▶ [Your assignment]:
All lines in the data bearing the string "Reflectivity" should be identified and copied.

▶ [Dataset records]:

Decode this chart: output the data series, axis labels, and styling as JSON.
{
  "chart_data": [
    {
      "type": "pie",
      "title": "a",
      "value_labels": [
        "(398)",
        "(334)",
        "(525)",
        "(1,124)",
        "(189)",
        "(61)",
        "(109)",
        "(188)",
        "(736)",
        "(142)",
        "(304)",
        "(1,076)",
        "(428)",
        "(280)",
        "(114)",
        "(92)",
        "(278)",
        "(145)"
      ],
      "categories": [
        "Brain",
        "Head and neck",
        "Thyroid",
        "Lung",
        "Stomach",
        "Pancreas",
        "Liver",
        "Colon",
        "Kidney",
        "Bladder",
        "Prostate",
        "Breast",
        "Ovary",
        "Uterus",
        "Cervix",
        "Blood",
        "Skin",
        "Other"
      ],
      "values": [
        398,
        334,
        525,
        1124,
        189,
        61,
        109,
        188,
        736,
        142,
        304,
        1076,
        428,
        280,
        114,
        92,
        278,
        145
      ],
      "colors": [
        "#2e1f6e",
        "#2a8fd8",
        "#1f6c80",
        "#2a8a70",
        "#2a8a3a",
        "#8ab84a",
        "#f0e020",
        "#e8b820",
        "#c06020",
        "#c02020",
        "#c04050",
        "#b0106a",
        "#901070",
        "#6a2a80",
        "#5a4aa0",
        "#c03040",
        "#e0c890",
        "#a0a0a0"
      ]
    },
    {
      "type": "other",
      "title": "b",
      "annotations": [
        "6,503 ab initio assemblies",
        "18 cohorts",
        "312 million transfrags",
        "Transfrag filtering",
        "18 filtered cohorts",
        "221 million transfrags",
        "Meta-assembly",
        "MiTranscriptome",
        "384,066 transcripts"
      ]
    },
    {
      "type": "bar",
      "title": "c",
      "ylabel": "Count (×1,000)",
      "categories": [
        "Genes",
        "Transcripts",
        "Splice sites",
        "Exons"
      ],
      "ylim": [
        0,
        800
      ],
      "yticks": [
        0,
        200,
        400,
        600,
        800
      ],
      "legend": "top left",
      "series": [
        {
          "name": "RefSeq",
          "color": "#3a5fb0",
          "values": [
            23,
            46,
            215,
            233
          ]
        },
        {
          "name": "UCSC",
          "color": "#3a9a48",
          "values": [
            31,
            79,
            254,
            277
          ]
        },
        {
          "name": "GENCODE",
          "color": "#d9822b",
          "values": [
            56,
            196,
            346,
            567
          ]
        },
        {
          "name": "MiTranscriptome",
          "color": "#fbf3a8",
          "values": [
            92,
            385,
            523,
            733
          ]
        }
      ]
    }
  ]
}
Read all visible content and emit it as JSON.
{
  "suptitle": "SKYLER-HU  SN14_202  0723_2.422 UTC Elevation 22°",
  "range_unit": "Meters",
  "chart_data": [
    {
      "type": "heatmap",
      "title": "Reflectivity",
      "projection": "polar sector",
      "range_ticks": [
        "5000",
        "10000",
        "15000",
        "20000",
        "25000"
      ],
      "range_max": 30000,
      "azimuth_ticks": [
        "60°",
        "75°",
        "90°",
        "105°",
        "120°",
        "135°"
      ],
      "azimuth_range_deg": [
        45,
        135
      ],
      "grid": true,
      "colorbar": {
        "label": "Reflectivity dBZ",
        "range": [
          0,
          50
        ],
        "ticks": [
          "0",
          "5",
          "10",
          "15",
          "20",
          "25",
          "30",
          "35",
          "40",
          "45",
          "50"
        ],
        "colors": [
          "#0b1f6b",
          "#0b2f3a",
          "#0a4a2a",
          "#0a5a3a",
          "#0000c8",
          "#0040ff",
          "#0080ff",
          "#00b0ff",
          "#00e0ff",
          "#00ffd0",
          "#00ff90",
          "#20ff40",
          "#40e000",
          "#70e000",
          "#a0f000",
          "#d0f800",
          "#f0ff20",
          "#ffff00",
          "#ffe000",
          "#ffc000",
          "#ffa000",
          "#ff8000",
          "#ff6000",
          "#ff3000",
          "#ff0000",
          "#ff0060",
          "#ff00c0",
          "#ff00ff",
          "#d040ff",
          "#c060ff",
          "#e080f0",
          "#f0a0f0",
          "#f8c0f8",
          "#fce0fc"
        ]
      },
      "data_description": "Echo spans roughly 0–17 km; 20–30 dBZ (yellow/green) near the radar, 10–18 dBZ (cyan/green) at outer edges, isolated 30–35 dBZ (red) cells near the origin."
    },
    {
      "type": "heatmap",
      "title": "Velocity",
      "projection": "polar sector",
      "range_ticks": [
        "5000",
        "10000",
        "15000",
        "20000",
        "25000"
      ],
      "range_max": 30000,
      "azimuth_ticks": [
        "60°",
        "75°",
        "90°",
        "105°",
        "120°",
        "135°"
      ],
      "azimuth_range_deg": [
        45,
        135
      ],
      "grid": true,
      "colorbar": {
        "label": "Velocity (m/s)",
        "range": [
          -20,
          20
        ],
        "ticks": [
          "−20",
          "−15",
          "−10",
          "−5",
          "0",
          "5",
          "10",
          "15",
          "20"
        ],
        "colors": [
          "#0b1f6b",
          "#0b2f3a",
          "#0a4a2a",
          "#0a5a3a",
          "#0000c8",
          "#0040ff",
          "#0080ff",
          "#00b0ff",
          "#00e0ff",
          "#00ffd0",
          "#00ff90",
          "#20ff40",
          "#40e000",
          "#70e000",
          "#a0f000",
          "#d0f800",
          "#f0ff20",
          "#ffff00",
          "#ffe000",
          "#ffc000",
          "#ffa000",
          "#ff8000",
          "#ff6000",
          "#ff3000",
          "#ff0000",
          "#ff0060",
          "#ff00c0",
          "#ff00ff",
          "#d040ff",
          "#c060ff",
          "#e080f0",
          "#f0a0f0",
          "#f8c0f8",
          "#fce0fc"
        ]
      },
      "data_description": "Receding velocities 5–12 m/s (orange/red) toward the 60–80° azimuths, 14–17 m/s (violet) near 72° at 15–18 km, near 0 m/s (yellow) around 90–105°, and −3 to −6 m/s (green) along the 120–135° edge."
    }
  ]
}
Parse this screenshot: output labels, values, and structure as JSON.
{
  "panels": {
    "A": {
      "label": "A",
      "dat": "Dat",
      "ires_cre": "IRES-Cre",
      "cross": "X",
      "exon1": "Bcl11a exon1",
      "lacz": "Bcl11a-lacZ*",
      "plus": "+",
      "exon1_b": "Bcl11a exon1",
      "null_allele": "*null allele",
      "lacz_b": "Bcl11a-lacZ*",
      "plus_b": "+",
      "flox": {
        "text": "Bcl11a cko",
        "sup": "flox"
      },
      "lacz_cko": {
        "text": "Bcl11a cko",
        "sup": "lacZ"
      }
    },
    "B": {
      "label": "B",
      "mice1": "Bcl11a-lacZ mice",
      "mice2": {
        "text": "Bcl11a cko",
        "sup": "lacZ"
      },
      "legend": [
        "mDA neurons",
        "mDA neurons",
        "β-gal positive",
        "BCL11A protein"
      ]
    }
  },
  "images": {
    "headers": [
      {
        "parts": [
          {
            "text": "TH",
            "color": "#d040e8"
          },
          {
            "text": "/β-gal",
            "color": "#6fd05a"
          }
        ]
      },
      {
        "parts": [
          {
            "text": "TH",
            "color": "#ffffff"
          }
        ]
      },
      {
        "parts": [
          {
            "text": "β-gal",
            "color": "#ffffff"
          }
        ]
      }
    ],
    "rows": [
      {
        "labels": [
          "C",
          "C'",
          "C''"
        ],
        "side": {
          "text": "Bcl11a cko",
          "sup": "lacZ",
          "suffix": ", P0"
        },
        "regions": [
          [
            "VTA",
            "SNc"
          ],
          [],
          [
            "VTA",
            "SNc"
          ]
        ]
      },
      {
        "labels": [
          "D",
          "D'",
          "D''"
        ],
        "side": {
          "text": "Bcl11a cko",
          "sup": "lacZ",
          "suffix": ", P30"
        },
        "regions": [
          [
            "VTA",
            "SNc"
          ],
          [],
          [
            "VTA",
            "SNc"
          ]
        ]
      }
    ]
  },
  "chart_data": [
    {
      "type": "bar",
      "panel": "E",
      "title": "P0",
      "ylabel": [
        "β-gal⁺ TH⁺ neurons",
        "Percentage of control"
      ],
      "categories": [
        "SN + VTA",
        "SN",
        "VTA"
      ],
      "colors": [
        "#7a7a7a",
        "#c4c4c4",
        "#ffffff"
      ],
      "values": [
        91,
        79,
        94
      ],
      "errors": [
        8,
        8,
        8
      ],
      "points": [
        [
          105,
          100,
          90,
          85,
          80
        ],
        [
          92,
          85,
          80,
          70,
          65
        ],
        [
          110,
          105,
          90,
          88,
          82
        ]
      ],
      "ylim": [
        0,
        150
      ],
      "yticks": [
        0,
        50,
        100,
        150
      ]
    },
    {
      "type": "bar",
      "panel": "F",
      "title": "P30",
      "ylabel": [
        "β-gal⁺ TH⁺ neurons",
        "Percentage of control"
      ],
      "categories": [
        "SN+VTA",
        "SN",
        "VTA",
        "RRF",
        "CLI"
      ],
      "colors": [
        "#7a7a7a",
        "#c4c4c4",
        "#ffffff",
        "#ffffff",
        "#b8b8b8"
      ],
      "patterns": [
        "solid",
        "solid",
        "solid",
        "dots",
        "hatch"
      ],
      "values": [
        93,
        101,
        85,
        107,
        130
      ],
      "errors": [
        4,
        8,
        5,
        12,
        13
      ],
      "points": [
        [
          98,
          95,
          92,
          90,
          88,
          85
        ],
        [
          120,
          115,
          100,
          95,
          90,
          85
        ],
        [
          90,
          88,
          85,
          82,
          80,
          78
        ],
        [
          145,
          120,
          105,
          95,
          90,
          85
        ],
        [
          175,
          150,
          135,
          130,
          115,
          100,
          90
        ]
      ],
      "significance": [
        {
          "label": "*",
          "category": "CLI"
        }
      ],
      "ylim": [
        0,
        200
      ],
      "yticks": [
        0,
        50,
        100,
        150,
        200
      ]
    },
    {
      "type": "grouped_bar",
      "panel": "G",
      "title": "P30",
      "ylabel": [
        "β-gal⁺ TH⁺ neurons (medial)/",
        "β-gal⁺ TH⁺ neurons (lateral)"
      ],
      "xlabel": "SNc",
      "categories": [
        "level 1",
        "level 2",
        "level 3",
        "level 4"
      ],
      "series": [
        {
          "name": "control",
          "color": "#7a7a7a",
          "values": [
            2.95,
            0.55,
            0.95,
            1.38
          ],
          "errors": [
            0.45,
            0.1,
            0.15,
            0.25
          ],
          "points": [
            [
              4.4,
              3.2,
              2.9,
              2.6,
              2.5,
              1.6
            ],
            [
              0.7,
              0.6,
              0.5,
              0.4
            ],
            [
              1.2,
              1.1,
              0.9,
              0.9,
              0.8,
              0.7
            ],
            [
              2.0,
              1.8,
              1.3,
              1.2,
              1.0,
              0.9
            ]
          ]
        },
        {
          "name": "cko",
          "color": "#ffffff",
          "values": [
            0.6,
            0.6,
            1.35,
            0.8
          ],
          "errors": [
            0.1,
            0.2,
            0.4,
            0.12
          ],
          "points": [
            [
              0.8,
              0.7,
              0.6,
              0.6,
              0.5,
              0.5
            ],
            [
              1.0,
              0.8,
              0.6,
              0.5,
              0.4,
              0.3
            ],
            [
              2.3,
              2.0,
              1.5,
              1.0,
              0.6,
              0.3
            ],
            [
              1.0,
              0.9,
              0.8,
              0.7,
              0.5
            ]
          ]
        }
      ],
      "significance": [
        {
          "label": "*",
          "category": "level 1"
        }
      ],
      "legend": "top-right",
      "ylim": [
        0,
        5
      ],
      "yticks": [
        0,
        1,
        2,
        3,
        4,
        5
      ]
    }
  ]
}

▶ [Exercise result]:
      "title": "Reflectivity",
        "label": "Reflectivity dBZ",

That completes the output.